**EXERCISE OBJECTIVE:** Return the lines where the word "tasks" occurs.

**MATERIAL PROVIDED:**
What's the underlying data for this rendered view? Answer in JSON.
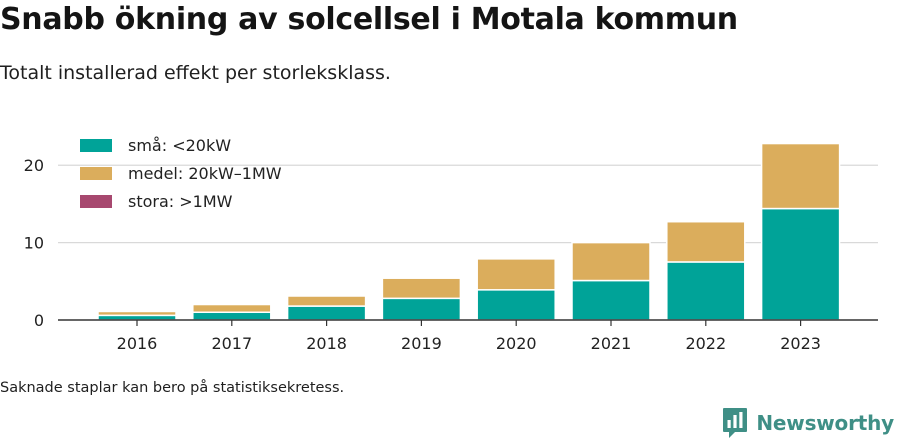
{
  "title": "Snabb ökning av solcellsel i Motala kommun",
  "subtitle": "Totalt installerad effekt per storleksklass.",
  "note": "Saknade staplar kan bero på statistiksekretess.",
  "brand": {
    "name": "Newsworthy",
    "icon": "newsworthy-logo-icon"
  },
  "colors": {
    "sma": "#00a398",
    "medel": "#dbad5c",
    "stora": "#a7486f",
    "grid": "#d9d9d9",
    "axis": "#333333"
  },
  "chart_data": {
    "type": "bar",
    "stacked": true,
    "categories": [
      "2016",
      "2017",
      "2018",
      "2019",
      "2020",
      "2021",
      "2022",
      "2023"
    ],
    "series": [
      {
        "name": "små: <20kW",
        "color": "#00a398",
        "values": [
          0.6,
          1.0,
          1.8,
          2.8,
          3.9,
          5.1,
          7.5,
          14.4
        ]
      },
      {
        "name": "medel: 20kW–1MW",
        "color": "#dbad5c",
        "values": [
          0.5,
          1.0,
          1.3,
          2.6,
          4.0,
          4.9,
          5.2,
          8.4
        ]
      },
      {
        "name": "stora: >1MW",
        "color": "#a7486f",
        "values": [
          0,
          0,
          0,
          0,
          0,
          0,
          0,
          0
        ]
      }
    ],
    "yticks": [
      0,
      10,
      20
    ],
    "ylim": [
      0,
      23
    ],
    "xlabel": "",
    "ylabel": "",
    "grid": true,
    "legend_position": "top-left"
  }
}
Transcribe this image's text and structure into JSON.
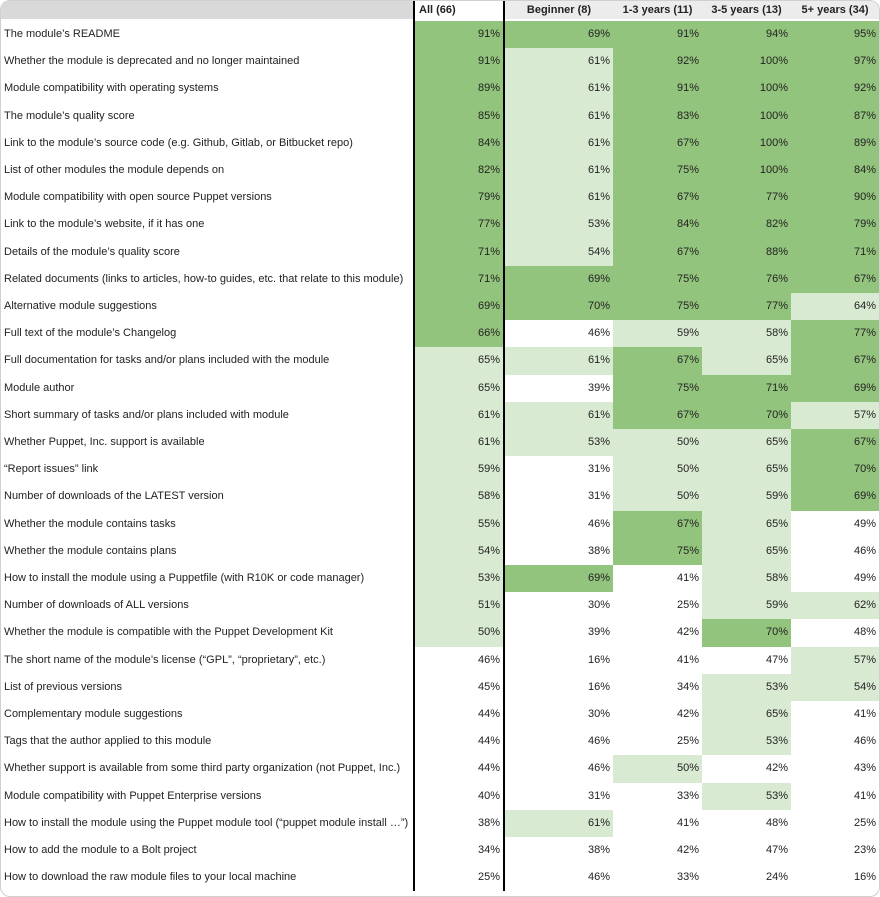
{
  "shades": {
    "d": "#93c47d",
    "l": "#d9ead3",
    "w": "#ffffff"
  },
  "header": {
    "columns": [
      "All (66)",
      "Beginner (8)",
      "1-3 years (11)",
      "3-5 years (13)",
      "5+ years (34)"
    ]
  },
  "rows": [
    {
      "label": "The module’s README",
      "cells": [
        [
          "91%",
          "d"
        ],
        [
          "69%",
          "d"
        ],
        [
          "91%",
          "d"
        ],
        [
          "94%",
          "d"
        ],
        [
          "95%",
          "d"
        ]
      ]
    },
    {
      "label": "Whether the module is deprecated and no longer maintained",
      "cells": [
        [
          "91%",
          "d"
        ],
        [
          "61%",
          "l"
        ],
        [
          "92%",
          "d"
        ],
        [
          "100%",
          "d"
        ],
        [
          "97%",
          "d"
        ]
      ]
    },
    {
      "label": "Module compatibility with operating systems",
      "cells": [
        [
          "89%",
          "d"
        ],
        [
          "61%",
          "l"
        ],
        [
          "91%",
          "d"
        ],
        [
          "100%",
          "d"
        ],
        [
          "92%",
          "d"
        ]
      ]
    },
    {
      "label": "The module’s quality score",
      "cells": [
        [
          "85%",
          "d"
        ],
        [
          "61%",
          "l"
        ],
        [
          "83%",
          "d"
        ],
        [
          "100%",
          "d"
        ],
        [
          "87%",
          "d"
        ]
      ]
    },
    {
      "label": "Link to the module’s source code (e.g. Github, Gitlab, or Bitbucket repo)",
      "cells": [
        [
          "84%",
          "d"
        ],
        [
          "61%",
          "l"
        ],
        [
          "67%",
          "d"
        ],
        [
          "100%",
          "d"
        ],
        [
          "89%",
          "d"
        ]
      ]
    },
    {
      "label": "List of other modules the module depends on",
      "cells": [
        [
          "82%",
          "d"
        ],
        [
          "61%",
          "l"
        ],
        [
          "75%",
          "d"
        ],
        [
          "100%",
          "d"
        ],
        [
          "84%",
          "d"
        ]
      ]
    },
    {
      "label": "Module compatibility with open source Puppet versions",
      "cells": [
        [
          "79%",
          "d"
        ],
        [
          "61%",
          "l"
        ],
        [
          "67%",
          "d"
        ],
        [
          "77%",
          "d"
        ],
        [
          "90%",
          "d"
        ]
      ]
    },
    {
      "label": "Link to the module’s website, if it has one",
      "cells": [
        [
          "77%",
          "d"
        ],
        [
          "53%",
          "l"
        ],
        [
          "84%",
          "d"
        ],
        [
          "82%",
          "d"
        ],
        [
          "79%",
          "d"
        ]
      ]
    },
    {
      "label": "Details of the module’s quality score",
      "cells": [
        [
          "71%",
          "d"
        ],
        [
          "54%",
          "l"
        ],
        [
          "67%",
          "d"
        ],
        [
          "88%",
          "d"
        ],
        [
          "71%",
          "d"
        ]
      ]
    },
    {
      "label": "Related documents (links to articles, how-to guides, etc. that relate to this module)",
      "cells": [
        [
          "71%",
          "d"
        ],
        [
          "69%",
          "d"
        ],
        [
          "75%",
          "d"
        ],
        [
          "76%",
          "d"
        ],
        [
          "67%",
          "d"
        ]
      ]
    },
    {
      "label": "Alternative module suggestions",
      "cells": [
        [
          "69%",
          "d"
        ],
        [
          "70%",
          "d"
        ],
        [
          "75%",
          "d"
        ],
        [
          "77%",
          "d"
        ],
        [
          "64%",
          "l"
        ]
      ]
    },
    {
      "label": "Full text of the module’s Changelog",
      "cells": [
        [
          "66%",
          "d"
        ],
        [
          "46%",
          "w"
        ],
        [
          "59%",
          "l"
        ],
        [
          "58%",
          "l"
        ],
        [
          "77%",
          "d"
        ]
      ]
    },
    {
      "label": "Full documentation for tasks and/or plans included with the module",
      "cells": [
        [
          "65%",
          "l"
        ],
        [
          "61%",
          "l"
        ],
        [
          "67%",
          "d"
        ],
        [
          "65%",
          "l"
        ],
        [
          "67%",
          "d"
        ]
      ]
    },
    {
      "label": "Module author",
      "cells": [
        [
          "65%",
          "l"
        ],
        [
          "39%",
          "w"
        ],
        [
          "75%",
          "d"
        ],
        [
          "71%",
          "d"
        ],
        [
          "69%",
          "d"
        ]
      ]
    },
    {
      "label": "Short summary of tasks and/or plans included with module",
      "cells": [
        [
          "61%",
          "l"
        ],
        [
          "61%",
          "l"
        ],
        [
          "67%",
          "d"
        ],
        [
          "70%",
          "d"
        ],
        [
          "57%",
          "l"
        ]
      ]
    },
    {
      "label": "Whether Puppet, Inc. support is available",
      "cells": [
        [
          "61%",
          "l"
        ],
        [
          "53%",
          "l"
        ],
        [
          "50%",
          "l"
        ],
        [
          "65%",
          "l"
        ],
        [
          "67%",
          "d"
        ]
      ]
    },
    {
      "label": "“Report issues” link",
      "cells": [
        [
          "59%",
          "l"
        ],
        [
          "31%",
          "w"
        ],
        [
          "50%",
          "l"
        ],
        [
          "65%",
          "l"
        ],
        [
          "70%",
          "d"
        ]
      ]
    },
    {
      "label": "Number of downloads of the LATEST version",
      "cells": [
        [
          "58%",
          "l"
        ],
        [
          "31%",
          "w"
        ],
        [
          "50%",
          "l"
        ],
        [
          "59%",
          "l"
        ],
        [
          "69%",
          "d"
        ]
      ]
    },
    {
      "label": "Whether the module contains tasks",
      "cells": [
        [
          "55%",
          "l"
        ],
        [
          "46%",
          "w"
        ],
        [
          "67%",
          "d"
        ],
        [
          "65%",
          "l"
        ],
        [
          "49%",
          "w"
        ]
      ]
    },
    {
      "label": "Whether the module contains plans",
      "cells": [
        [
          "54%",
          "l"
        ],
        [
          "38%",
          "w"
        ],
        [
          "75%",
          "d"
        ],
        [
          "65%",
          "l"
        ],
        [
          "46%",
          "w"
        ]
      ]
    },
    {
      "label": "How to install the module using a Puppetfile (with R10K or code manager)",
      "cells": [
        [
          "53%",
          "l"
        ],
        [
          "69%",
          "d"
        ],
        [
          "41%",
          "w"
        ],
        [
          "58%",
          "l"
        ],
        [
          "49%",
          "w"
        ]
      ]
    },
    {
      "label": "Number of downloads of ALL versions",
      "cells": [
        [
          "51%",
          "l"
        ],
        [
          "30%",
          "w"
        ],
        [
          "25%",
          "w"
        ],
        [
          "59%",
          "l"
        ],
        [
          "62%",
          "l"
        ]
      ]
    },
    {
      "label": "Whether the module is compatible with the Puppet Development Kit",
      "cells": [
        [
          "50%",
          "l"
        ],
        [
          "39%",
          "w"
        ],
        [
          "42%",
          "w"
        ],
        [
          "70%",
          "d"
        ],
        [
          "48%",
          "w"
        ]
      ]
    },
    {
      "label": "The short name of the module’s license (“GPL”, “proprietary”, etc.)",
      "cells": [
        [
          "46%",
          "w"
        ],
        [
          "16%",
          "w"
        ],
        [
          "41%",
          "w"
        ],
        [
          "47%",
          "w"
        ],
        [
          "57%",
          "l"
        ]
      ]
    },
    {
      "label": "List of previous versions",
      "cells": [
        [
          "45%",
          "w"
        ],
        [
          "16%",
          "w"
        ],
        [
          "34%",
          "w"
        ],
        [
          "53%",
          "l"
        ],
        [
          "54%",
          "l"
        ]
      ]
    },
    {
      "label": "Complementary module suggestions",
      "cells": [
        [
          "44%",
          "w"
        ],
        [
          "30%",
          "w"
        ],
        [
          "42%",
          "w"
        ],
        [
          "65%",
          "l"
        ],
        [
          "41%",
          "w"
        ]
      ]
    },
    {
      "label": "Tags that the author applied to this module",
      "cells": [
        [
          "44%",
          "w"
        ],
        [
          "46%",
          "w"
        ],
        [
          "25%",
          "w"
        ],
        [
          "53%",
          "l"
        ],
        [
          "46%",
          "w"
        ]
      ]
    },
    {
      "label": "Whether support is available from some third party organization (not Puppet, Inc.)",
      "cells": [
        [
          "44%",
          "w"
        ],
        [
          "46%",
          "w"
        ],
        [
          "50%",
          "l"
        ],
        [
          "42%",
          "w"
        ],
        [
          "43%",
          "w"
        ]
      ]
    },
    {
      "label": "Module compatibility with Puppet Enterprise versions",
      "cells": [
        [
          "40%",
          "w"
        ],
        [
          "31%",
          "w"
        ],
        [
          "33%",
          "w"
        ],
        [
          "53%",
          "l"
        ],
        [
          "41%",
          "w"
        ]
      ]
    },
    {
      "label": "How to install the module using the Puppet module tool (“puppet module install …”)",
      "cells": [
        [
          "38%",
          "w"
        ],
        [
          "61%",
          "l"
        ],
        [
          "41%",
          "w"
        ],
        [
          "48%",
          "w"
        ],
        [
          "25%",
          "w"
        ]
      ]
    },
    {
      "label": "How to add the module to a Bolt project",
      "cells": [
        [
          "34%",
          "w"
        ],
        [
          "38%",
          "w"
        ],
        [
          "42%",
          "w"
        ],
        [
          "47%",
          "w"
        ],
        [
          "23%",
          "w"
        ]
      ]
    },
    {
      "label": "How to download the raw module files to your local machine",
      "cells": [
        [
          "25%",
          "w"
        ],
        [
          "46%",
          "w"
        ],
        [
          "33%",
          "w"
        ],
        [
          "24%",
          "w"
        ],
        [
          "16%",
          "w"
        ]
      ]
    }
  ]
}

**RESPONSE TO THE EXERCISE:**
      "label": "Full documentation for tasks and/or plans included with the module",
      "label": "Short summary of tasks and/or plans included with module",
      "label": "Whether the module contains tasks",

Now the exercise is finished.